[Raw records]
☆ ☆ ☆ ☆ ☆

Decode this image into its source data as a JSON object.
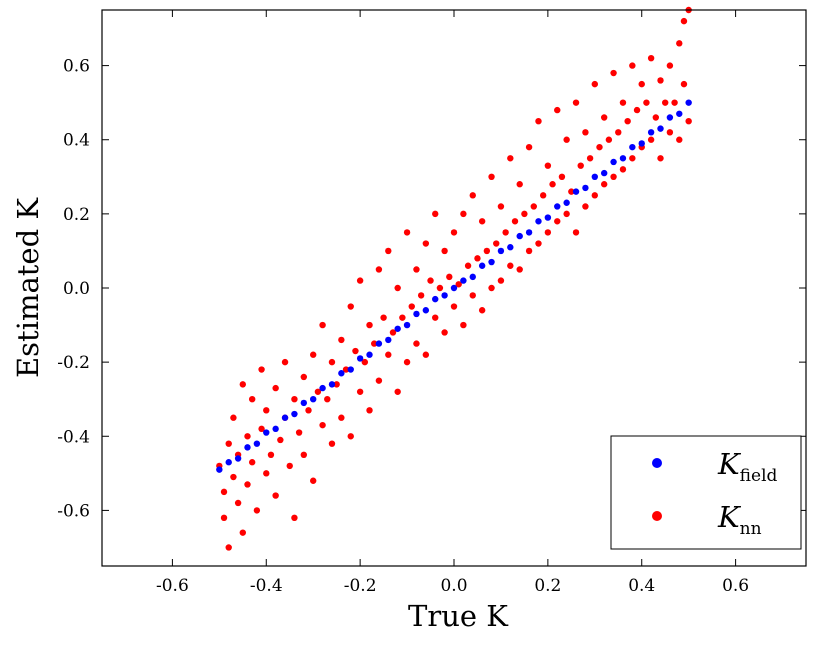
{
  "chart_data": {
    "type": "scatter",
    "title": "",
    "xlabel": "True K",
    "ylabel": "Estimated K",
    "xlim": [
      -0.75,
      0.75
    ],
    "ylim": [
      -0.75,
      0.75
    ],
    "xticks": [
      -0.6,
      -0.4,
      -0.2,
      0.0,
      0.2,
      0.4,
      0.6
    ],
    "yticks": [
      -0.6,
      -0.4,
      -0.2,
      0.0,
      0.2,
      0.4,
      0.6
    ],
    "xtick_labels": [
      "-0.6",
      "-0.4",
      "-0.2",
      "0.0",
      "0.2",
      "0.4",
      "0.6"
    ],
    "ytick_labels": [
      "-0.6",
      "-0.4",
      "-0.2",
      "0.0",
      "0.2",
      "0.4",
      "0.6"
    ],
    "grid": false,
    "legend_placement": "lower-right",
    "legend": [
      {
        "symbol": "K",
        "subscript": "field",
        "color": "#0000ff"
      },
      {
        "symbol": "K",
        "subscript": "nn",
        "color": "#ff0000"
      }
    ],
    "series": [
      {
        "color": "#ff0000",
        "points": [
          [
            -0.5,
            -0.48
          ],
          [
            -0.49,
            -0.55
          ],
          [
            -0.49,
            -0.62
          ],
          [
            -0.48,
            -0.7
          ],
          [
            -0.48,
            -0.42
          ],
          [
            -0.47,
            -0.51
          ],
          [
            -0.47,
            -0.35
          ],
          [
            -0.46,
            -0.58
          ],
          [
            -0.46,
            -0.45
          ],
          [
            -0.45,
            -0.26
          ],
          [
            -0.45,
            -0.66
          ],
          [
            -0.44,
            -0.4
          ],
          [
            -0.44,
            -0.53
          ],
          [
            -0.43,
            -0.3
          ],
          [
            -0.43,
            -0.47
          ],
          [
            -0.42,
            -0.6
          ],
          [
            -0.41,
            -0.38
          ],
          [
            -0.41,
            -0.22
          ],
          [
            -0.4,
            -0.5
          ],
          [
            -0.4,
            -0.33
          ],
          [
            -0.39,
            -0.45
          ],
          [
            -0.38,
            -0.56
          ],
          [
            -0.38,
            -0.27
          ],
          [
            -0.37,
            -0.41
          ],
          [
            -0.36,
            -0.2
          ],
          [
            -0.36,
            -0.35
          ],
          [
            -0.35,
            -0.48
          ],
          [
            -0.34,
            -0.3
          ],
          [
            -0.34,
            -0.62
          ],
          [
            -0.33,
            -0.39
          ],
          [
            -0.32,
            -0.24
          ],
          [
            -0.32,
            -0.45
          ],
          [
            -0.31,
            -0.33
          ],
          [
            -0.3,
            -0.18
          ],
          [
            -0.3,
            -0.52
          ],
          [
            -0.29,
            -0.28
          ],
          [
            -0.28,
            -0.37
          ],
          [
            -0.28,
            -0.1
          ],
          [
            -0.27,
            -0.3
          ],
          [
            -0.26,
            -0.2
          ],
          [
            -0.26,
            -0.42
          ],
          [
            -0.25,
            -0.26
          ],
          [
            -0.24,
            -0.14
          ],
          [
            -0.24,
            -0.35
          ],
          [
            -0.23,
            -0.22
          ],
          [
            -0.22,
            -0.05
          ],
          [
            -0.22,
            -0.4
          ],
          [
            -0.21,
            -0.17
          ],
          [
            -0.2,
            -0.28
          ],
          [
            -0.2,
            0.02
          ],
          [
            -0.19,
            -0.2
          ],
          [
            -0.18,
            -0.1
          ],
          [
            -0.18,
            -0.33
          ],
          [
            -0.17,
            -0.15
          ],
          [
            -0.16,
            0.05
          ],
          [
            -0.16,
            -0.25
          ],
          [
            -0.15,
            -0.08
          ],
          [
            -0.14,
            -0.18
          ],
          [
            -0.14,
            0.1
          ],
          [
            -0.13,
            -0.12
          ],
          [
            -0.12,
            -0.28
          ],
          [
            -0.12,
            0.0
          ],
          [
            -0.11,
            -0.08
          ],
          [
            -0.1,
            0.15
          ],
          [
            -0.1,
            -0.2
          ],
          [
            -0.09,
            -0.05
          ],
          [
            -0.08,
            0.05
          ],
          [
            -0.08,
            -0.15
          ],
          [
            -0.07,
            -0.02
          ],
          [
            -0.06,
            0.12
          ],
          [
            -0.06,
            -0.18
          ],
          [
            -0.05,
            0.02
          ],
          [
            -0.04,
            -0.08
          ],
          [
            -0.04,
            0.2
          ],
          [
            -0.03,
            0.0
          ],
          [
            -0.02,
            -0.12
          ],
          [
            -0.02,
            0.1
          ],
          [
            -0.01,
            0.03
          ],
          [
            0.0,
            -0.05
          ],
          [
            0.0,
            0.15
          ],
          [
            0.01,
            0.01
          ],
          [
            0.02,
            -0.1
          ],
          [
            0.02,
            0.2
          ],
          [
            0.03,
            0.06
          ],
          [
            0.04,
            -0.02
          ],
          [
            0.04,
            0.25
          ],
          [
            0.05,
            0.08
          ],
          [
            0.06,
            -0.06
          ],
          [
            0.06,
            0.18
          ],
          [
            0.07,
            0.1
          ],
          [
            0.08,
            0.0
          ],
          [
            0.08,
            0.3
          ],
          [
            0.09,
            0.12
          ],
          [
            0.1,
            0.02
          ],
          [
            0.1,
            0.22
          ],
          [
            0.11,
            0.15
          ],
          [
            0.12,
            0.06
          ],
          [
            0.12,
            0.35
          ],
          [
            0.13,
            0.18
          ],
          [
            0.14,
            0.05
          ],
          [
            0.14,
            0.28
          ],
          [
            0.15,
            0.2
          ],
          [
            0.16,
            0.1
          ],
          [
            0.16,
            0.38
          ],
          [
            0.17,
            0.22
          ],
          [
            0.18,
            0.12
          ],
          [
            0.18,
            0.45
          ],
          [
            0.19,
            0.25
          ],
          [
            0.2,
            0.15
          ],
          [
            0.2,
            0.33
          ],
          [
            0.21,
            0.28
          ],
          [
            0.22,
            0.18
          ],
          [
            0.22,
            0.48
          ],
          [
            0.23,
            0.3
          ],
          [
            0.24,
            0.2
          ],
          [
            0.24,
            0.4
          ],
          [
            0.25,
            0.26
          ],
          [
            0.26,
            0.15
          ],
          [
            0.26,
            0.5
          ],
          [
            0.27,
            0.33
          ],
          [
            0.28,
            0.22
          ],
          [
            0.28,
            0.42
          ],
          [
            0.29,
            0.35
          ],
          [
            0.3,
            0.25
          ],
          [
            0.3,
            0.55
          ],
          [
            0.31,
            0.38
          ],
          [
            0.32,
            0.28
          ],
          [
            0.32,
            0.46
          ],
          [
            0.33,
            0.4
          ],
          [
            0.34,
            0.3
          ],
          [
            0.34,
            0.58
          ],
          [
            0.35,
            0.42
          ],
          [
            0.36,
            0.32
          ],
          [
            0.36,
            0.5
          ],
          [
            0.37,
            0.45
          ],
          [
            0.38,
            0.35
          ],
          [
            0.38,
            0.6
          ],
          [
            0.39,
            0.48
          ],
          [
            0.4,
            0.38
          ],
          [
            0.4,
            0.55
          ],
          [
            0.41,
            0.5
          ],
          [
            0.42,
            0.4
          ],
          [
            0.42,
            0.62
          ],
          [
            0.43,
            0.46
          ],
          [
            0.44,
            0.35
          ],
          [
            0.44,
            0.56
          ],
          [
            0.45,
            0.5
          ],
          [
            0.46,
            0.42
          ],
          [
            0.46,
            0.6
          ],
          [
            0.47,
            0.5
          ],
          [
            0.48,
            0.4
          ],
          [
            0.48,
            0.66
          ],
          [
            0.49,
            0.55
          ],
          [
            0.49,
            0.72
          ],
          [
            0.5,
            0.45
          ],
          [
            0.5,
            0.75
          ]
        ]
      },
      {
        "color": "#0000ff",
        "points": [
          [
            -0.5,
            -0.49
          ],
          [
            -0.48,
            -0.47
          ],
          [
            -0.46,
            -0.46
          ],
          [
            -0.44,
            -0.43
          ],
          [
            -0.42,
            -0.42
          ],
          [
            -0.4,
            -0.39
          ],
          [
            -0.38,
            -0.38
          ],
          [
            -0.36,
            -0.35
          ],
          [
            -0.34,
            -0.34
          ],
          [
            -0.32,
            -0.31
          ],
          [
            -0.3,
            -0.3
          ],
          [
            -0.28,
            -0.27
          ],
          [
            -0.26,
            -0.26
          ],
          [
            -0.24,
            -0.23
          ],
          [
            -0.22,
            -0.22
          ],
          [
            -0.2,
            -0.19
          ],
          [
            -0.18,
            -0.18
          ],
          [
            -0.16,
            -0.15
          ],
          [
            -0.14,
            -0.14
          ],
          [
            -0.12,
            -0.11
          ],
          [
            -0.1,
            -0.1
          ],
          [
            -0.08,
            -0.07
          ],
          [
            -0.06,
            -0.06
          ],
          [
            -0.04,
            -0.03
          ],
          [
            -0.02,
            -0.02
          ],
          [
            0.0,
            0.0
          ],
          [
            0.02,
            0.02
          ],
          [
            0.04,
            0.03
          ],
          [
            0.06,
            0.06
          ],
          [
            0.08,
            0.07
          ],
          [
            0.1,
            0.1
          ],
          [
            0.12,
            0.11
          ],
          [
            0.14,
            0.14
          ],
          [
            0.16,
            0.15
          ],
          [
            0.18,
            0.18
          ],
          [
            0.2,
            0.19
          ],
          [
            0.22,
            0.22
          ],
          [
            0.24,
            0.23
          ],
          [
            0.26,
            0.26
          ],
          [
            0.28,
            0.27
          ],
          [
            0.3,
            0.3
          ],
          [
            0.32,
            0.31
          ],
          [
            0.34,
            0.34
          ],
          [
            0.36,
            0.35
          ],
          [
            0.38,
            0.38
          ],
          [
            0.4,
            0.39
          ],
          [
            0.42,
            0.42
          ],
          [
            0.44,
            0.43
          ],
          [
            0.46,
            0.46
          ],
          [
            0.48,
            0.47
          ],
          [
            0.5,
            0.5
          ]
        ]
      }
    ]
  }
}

☆ ☆ ☆ ☆ ☆

> **Objective**
Read the data above. Pull out each line in which the string "color" appears.

> **Reply**
        "color": "#0000ff"
        "color": "#ff0000"
        "color": "#ff0000",
        "color": "#0000ff",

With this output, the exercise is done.